PROBLEM TO SOLVE:
Transcribe the full listing exactly, and drop every picture.
═══ GIVEN DATA ═══
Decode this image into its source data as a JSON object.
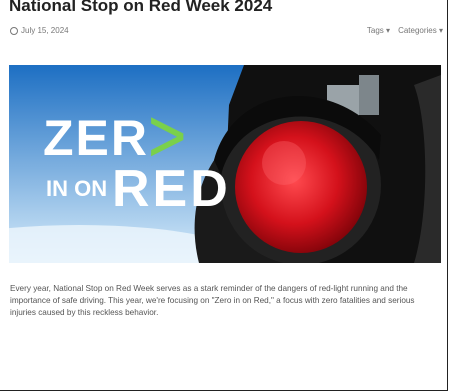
{
  "article": {
    "title": "National Stop on Red Week 2024",
    "date": "July 15, 2024",
    "tags_label": "Tags",
    "categories_label": "Categories",
    "body": "Every year, National Stop on Red Week serves as a stark reminder of the dangers of red-light running and the importance of safe driving. This year, we're focusing on \"Zero in on Red,\" a focus with zero fatalities and serious injuries caused by this reckless behavior."
  },
  "hero": {
    "zero_word": "ZER",
    "arrow": "ᐳ",
    "in_on": "IN ON",
    "red_word": "RED",
    "colors": {
      "sky_top": "#1d6fc3",
      "sky_bottom": "#cfe6f7",
      "red_light": "#d4111b",
      "accent": "#7ad04b"
    }
  }
}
═══
COMPLETE RESPONSE:
Decode this image into its source data as a JSON object.
{
  "article": {
    "title": "National Stop on Red Week 2024",
    "date": "July 15, 2024",
    "tags_label": "Tags",
    "categories_label": "Categories",
    "body": "Every year, National Stop on Red Week serves as a stark reminder of the dangers of red-light running and the importance of safe driving. This year, we're focusing on \"Zero in on Red,\" a focus with zero fatalities and serious injuries caused by this reckless behavior."
  },
  "hero": {
    "zero_word": "ZER",
    "arrow": "ᐳ",
    "in_on": "IN ON",
    "red_word": "RED",
    "colors": {
      "sky_top": "#1d6fc3",
      "sky_bottom": "#cfe6f7",
      "red_light": "#d4111b",
      "accent": "#7ad04b"
    }
  }
}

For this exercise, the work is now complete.